EXERCISE MATERIALS:
|---|

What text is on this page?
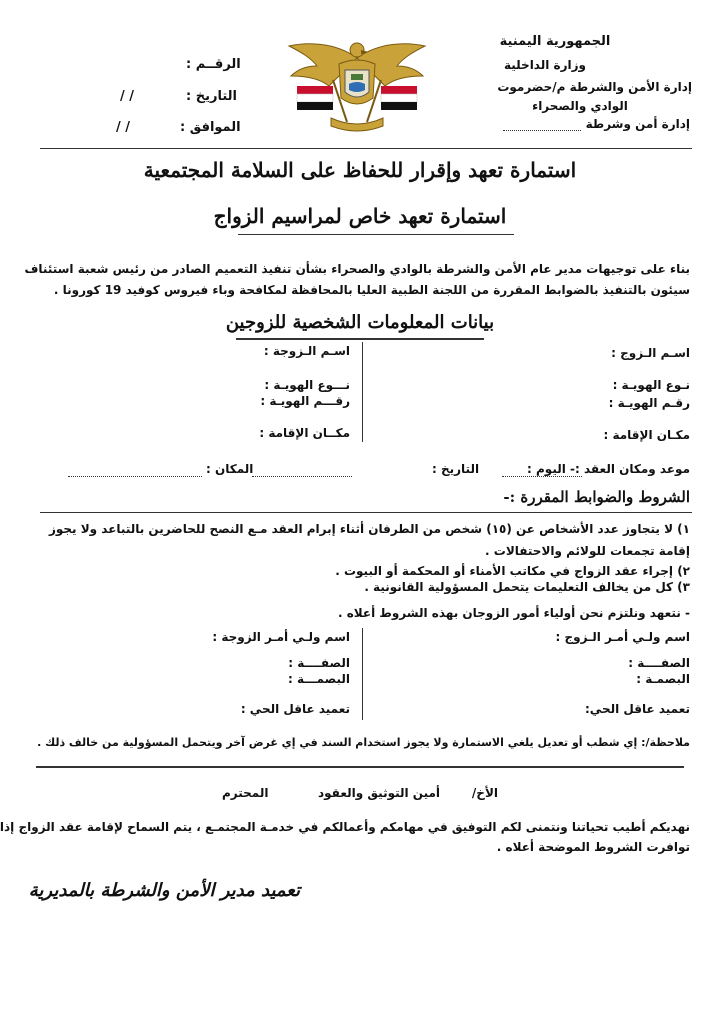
الجمهورية اليمنية
وزارة الداخلية
إدارة الأمن والشرطة م/حضرموت
الوادي والصحراء
إدارة أمن وشرطة
الرقــم :
التاريخ :
/ /
الموافق :
/ /
استمارة تعهد وإقرار للحفاظ على السلامة المجتمعية
استمارة تعهد خاص لمراسيم الزواج
بناء على توجيهات مدير عام الأمن والشرطة بالوادي والصحراء بشأن تنفيذ التعميم الصادر من رئيس شعبة استئناف
سيئون بالتنفيذ بالضوابط المقررة من اللجنة الطبية العليا بالمحافظة لمكافحة وباء فيروس كوفيد 19 كورونا .
بيانات المعلومات الشخصية للزوجين
اسـم الـزوج :
اسـم الـزوجة :
نـوع الهويـة :
رقـم الهويـة :
نـــوع الهويـة :
رقـــم الهويـة :
مكـان الإقامة :
مكــان الإقامة :
موعد ومكان العقد :- اليوم :
التاريخ :
المكان :
الشروط والضوابط المقررة :-
١) لا يتجاوز عدد الأشخاص عن (١٥) شخص من الطرفان أثناء إبرام العقد مـع النصح للحاضرين بالتباعد ولا يجوز
إقامة تجمعات للولائم والاحتفالات .
٢) إجراء عقد الزواج في مكاتب الأمناء أو المحكمة أو البيوت .
٣) كل من يخالف التعليمات يتحمل المسؤولية القانونية .
- نتعهد ونلتزم نحن أولياء أمور الزوجان بهذه الشروط أعلاه .
اسم ولـي أمـر الـزوج :
اسم ولـي أمـر الزوجة :
الصفــــة :
البصمـة :
الصفــــة :
البصمـــة :
تعميد عاقل الحي:
تعميد عاقل الحي :
ملاحظة/: إي شطب أو تعديل يلغي الاستمارة ولا يجوز استخدام السند في إي غرض آخر ويتحمل المسؤولية من خالف ذلك .
الأخ/
أمين التوثيق والعقود
المحترم
نهديكم أطيب تحياتنا ونتمنى لكم التوفيق في مهامكم وأعمالكم في خدمـة المجتمـع ، يتم السماح لإقامة عقد الزواج إذا
توافرت الشروط الموضحة أعلاه .
تعميد مدير الأمن والشرطة بالمديرية
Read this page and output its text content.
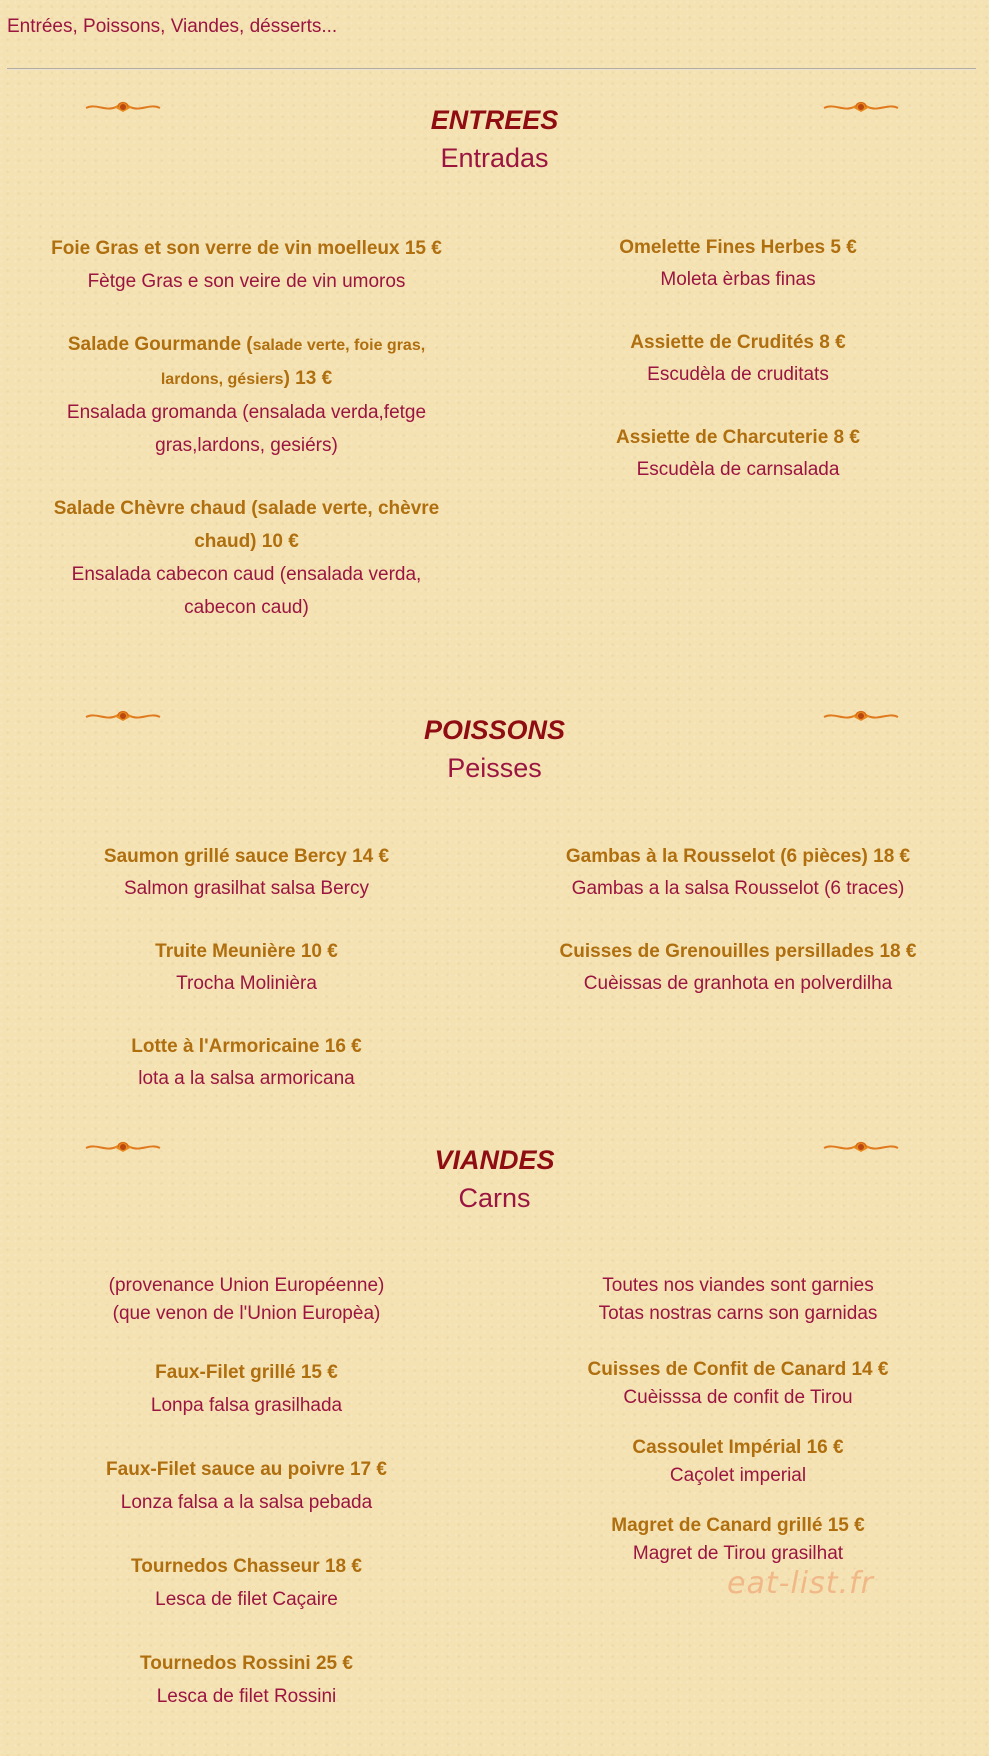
Entrées, Poissons, Viandes, désserts...
ENTREES
Entradas
Foie Gras et son verre de vin moelleux 15 €
Fètge Gras e son veire de vin umoros
Salade Gourmande (salade verte, foie gras,
lardons, gésiers) 13 €
Ensalada gromanda (ensalada verda,fetge
gras,lardons, gesiérs)
Salade Chèvre chaud (salade verte, chèvre
chaud) 10 €
Ensalada cabecon caud (ensalada verda,
cabecon caud)
Omelette Fines Herbes 5 €
Moleta èrbas finas
Assiette de Crudités 8 €
Escudèla de cruditats
Assiette de Charcuterie 8 €
Escudèla de carnsalada
POISSONS
Peisses
Saumon grillé sauce Bercy 14 €
Salmon grasilhat salsa Bercy
Truite Meunière 10 €
Trocha Molinièra
Lotte à l'Armoricaine 16 €
lota a la salsa armoricana
Gambas à la Rousselot (6 pièces) 18 €
Gambas a la salsa Rousselot (6 traces)
Cuisses de Grenouilles persillades 18 €
Cuèissas de granhota en polverdilha
VIANDES
Carns
(provenance Union Européenne)
(que venon de l'Union Europèa)
Faux-Filet grillé 15 €
Lonpa falsa grasilhada
Faux-Filet sauce au poivre 17 €
Lonza falsa a la salsa pebada
Tournedos Chasseur 18 €
Lesca de filet Caçaire
Tournedos Rossini 25 €
Lesca de filet Rossini
Toutes nos viandes sont garnies
Totas nostras carns son garnidas
Cuisses de Confit de Canard 14 €
Cuèisssa de confit de Tirou
Cassoulet Impérial 16 €
Caçolet imperial
Magret de Canard grillé 15 €
Magret de Tirou grasilhat
eat-list.fr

|---|

Copy the listing over exactly, skipping the pictures it holds.

THE ANSWER:
What text is on this page?
الجمهورية اليمنية
وزارة الداخلية
إدارة الأمن والشرطة م/حضرموت
الوادي والصحراء
إدارة أمن وشرطة
الرقــم :
التاريخ :
/ /
الموافق :
/ /
استمارة تعهد وإقرار للحفاظ على السلامة المجتمعية
استمارة تعهد خاص لمراسيم الزواج
بناء على توجيهات مدير عام الأمن والشرطة بالوادي والصحراء بشأن تنفيذ التعميم الصادر من رئيس شعبة استئناف
سيئون بالتنفيذ بالضوابط المقررة من اللجنة الطبية العليا بالمحافظة لمكافحة وباء فيروس كوفيد 19 كورونا .
بيانات المعلومات الشخصية للزوجين
اسـم الـزوج :
اسـم الـزوجة :
نـوع الهويـة :
رقـم الهويـة :
نـــوع الهويـة :
رقـــم الهويـة :
مكـان الإقامة :
مكــان الإقامة :
موعد ومكان العقد :- اليوم :
التاريخ :
المكان :
الشروط والضوابط المقررة :-
١) لا يتجاوز عدد الأشخاص عن (١٥) شخص من الطرفان أثناء إبرام العقد مـع النصح للحاضرين بالتباعد ولا يجوز
إقامة تجمعات للولائم والاحتفالات .
٢) إجراء عقد الزواج في مكاتب الأمناء أو المحكمة أو البيوت .
٣) كل من يخالف التعليمات يتحمل المسؤولية القانونية .
- نتعهد ونلتزم نحن أولياء أمور الزوجان بهذه الشروط أعلاه .
اسم ولـي أمـر الـزوج :
اسم ولـي أمـر الزوجة :
الصفــــة :
البصمـة :
الصفــــة :
البصمـــة :
تعميد عاقل الحي:
تعميد عاقل الحي :
ملاحظة/: إي شطب أو تعديل يلغي الاستمارة ولا يجوز استخدام السند في إي غرض آخر ويتحمل المسؤولية من خالف ذلك .
الأخ/
أمين التوثيق والعقود
المحترم
نهديكم أطيب تحياتنا ونتمنى لكم التوفيق في مهامكم وأعمالكم في خدمـة المجتمـع ، يتم السماح لإقامة عقد الزواج إذا
توافرت الشروط الموضحة أعلاه .
تعميد مدير الأمن والشرطة بالمديرية
Read this page and output its text content.
Entrées, Poissons, Viandes, désserts...
ENTREES
Entradas
Foie Gras et son verre de vin moelleux 15 €
Fètge Gras e son veire de vin umoros
Salade Gourmande (salade verte, foie gras,
lardons, gésiers) 13 €
Ensalada gromanda (ensalada verda,fetge
gras,lardons, gesiérs)
Salade Chèvre chaud (salade verte, chèvre
chaud) 10 €
Ensalada cabecon caud (ensalada verda,
cabecon caud)
Omelette Fines Herbes 5 €
Moleta èrbas finas
Assiette de Crudités 8 €
Escudèla de cruditats
Assiette de Charcuterie 8 €
Escudèla de carnsalada
POISSONS
Peisses
Saumon grillé sauce Bercy 14 €
Salmon grasilhat salsa Bercy
Truite Meunière 10 €
Trocha Molinièra
Lotte à l'Armoricaine 16 €
lota a la salsa armoricana
Gambas à la Rousselot (6 pièces) 18 €
Gambas a la salsa Rousselot (6 traces)
Cuisses de Grenouilles persillades 18 €
Cuèissas de granhota en polverdilha
VIANDES
Carns
(provenance Union Européenne)
(que venon de l'Union Europèa)
Faux-Filet grillé 15 €
Lonpa falsa grasilhada
Faux-Filet sauce au poivre 17 €
Lonza falsa a la salsa pebada
Tournedos Chasseur 18 €
Lesca de filet Caçaire
Tournedos Rossini 25 €
Lesca de filet Rossini
Toutes nos viandes sont garnies
Totas nostras carns son garnidas
Cuisses de Confit de Canard 14 €
Cuèisssa de confit de Tirou
Cassoulet Impérial 16 €
Caçolet imperial
Magret de Canard grillé 15 €
Magret de Tirou grasilhat
eat-list.fr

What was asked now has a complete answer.